**Goal**
From the forum thread on tanning a cow hide, write out word for word the passage starting at "-- Sissy (, April" and ending at "cook it all up.".
:: Selection
Cow Hide, how to tan?? : LUSENET : Countryside : One Thread

On Friday we are having our steer butchered. This is the first one here in Flagstaff, and they do it a bit different than in Florida. There is only one guy in town who does the killing and skinning/gutting. None of the 4 meat processors do this part! Well, so the killing guy comes to my home, and does his part, then I have to get rid of the entrails and the hide!! Good thing we live on a mountain, cause there is gonna be a feast for the critters up there this weekend!! Anyway, my question is...what do I do with the hide? Has anyone ever tanned a cow hide, successfully? Thanks, Sissy

-- Sissy (, April 17, 2002


If you ask around, you should be able to get someone to tan the hide in exchange for the entrails (sweet meat, kidneys, head, tripe, heart, tongue, liver and etc.) that you don't want. Or have a real old fashion bar-b-que and cook it all up.

-- BC (, April 17, 2002.
::::
:: Given records
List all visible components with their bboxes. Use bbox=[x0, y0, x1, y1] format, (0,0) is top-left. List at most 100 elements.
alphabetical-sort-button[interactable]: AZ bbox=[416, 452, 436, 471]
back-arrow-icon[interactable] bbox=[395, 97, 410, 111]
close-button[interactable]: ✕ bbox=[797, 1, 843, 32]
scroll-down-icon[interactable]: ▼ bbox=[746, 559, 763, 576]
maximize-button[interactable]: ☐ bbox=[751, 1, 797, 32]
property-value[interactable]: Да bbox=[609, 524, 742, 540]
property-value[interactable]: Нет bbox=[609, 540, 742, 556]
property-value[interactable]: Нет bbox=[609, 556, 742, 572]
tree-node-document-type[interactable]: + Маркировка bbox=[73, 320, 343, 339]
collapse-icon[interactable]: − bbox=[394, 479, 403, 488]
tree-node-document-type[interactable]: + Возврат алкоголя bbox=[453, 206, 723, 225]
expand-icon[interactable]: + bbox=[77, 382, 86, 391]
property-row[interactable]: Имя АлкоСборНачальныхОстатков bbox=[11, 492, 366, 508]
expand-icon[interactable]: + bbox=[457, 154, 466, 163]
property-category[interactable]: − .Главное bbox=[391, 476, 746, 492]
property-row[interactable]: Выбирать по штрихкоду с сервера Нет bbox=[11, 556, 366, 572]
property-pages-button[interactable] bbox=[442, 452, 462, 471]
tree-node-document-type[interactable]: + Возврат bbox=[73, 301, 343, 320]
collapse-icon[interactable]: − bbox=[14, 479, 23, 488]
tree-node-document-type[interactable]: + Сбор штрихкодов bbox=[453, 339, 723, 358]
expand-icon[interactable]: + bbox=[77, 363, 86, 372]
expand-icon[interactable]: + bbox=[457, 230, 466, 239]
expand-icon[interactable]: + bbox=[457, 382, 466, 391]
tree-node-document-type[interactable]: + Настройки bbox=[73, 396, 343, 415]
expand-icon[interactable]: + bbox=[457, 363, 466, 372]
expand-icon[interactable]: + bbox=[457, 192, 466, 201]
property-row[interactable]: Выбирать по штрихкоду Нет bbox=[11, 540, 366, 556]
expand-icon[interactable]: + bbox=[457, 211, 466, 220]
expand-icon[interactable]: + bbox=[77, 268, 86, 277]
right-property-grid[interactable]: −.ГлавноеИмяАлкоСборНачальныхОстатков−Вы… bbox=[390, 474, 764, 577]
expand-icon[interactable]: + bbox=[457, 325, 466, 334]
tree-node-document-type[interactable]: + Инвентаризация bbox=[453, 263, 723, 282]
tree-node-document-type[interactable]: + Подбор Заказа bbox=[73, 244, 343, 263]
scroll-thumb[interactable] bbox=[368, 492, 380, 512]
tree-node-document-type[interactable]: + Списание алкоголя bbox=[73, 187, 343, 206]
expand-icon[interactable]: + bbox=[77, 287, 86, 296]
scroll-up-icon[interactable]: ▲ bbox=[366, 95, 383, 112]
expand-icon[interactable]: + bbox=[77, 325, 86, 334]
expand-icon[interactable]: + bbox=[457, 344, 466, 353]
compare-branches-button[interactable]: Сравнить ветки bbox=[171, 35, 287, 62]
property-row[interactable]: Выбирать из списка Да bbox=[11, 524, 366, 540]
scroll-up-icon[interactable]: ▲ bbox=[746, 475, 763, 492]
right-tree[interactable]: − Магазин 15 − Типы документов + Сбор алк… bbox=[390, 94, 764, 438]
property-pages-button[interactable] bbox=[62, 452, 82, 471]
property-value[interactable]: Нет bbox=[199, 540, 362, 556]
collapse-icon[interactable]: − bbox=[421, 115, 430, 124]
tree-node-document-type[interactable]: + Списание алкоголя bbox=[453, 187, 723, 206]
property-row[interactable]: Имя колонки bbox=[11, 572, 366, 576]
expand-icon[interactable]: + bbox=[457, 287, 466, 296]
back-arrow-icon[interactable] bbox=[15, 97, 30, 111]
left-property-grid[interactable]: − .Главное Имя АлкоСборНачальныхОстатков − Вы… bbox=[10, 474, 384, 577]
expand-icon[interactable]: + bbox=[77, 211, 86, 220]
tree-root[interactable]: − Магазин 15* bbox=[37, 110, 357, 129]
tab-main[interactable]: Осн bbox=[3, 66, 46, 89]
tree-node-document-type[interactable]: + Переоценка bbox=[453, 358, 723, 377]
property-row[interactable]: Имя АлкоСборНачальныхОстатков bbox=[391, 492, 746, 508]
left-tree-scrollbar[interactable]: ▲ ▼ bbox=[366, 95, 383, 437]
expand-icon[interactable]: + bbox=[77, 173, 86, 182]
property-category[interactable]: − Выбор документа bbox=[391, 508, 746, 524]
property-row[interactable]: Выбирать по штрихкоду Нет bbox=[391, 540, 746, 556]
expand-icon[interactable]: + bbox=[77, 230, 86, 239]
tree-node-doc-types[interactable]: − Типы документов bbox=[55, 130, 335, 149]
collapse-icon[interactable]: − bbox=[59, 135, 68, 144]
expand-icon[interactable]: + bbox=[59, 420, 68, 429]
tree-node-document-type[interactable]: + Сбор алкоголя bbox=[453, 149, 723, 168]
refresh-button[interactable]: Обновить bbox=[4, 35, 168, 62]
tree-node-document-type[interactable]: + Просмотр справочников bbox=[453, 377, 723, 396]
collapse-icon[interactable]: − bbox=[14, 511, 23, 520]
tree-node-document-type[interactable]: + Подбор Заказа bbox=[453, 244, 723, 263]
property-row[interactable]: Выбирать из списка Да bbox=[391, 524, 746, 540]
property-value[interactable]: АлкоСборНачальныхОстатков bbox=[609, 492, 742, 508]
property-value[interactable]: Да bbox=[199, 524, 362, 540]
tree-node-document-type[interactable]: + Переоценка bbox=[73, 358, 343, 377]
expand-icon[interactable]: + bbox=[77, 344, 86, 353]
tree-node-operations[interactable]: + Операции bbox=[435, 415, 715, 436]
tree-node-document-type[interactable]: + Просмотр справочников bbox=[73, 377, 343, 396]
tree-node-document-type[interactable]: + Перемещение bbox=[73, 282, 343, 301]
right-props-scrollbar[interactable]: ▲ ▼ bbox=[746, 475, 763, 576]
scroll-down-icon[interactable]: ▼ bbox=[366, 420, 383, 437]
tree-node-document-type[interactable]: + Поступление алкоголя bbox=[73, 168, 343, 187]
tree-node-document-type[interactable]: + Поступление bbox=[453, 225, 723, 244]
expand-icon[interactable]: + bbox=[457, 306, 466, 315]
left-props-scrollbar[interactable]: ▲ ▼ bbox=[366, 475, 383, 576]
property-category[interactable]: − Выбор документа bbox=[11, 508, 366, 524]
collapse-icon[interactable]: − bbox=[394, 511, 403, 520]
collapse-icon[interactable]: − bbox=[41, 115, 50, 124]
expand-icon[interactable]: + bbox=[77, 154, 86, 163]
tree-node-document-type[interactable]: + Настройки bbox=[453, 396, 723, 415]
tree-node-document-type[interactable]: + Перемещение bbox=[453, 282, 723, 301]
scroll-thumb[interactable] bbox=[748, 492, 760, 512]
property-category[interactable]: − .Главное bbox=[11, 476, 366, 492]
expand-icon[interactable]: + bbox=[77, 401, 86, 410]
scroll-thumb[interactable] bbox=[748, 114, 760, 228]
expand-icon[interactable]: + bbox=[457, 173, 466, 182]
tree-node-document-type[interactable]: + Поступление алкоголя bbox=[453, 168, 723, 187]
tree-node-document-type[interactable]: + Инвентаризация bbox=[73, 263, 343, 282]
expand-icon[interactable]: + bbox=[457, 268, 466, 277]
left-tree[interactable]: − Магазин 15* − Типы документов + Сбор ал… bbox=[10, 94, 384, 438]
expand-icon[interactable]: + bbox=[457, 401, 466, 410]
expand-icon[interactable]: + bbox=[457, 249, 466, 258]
::::
**Correct output**
-- Sissy (, April 17, 2002


If you ask around, you should be able to get someone to tan the hide in exchange for the entrails (sweet meat, kidneys, head, tripe, heart, tongue, liver and etc.) that you don't want. Or have a real old fashion bar-b-que and cook it all up.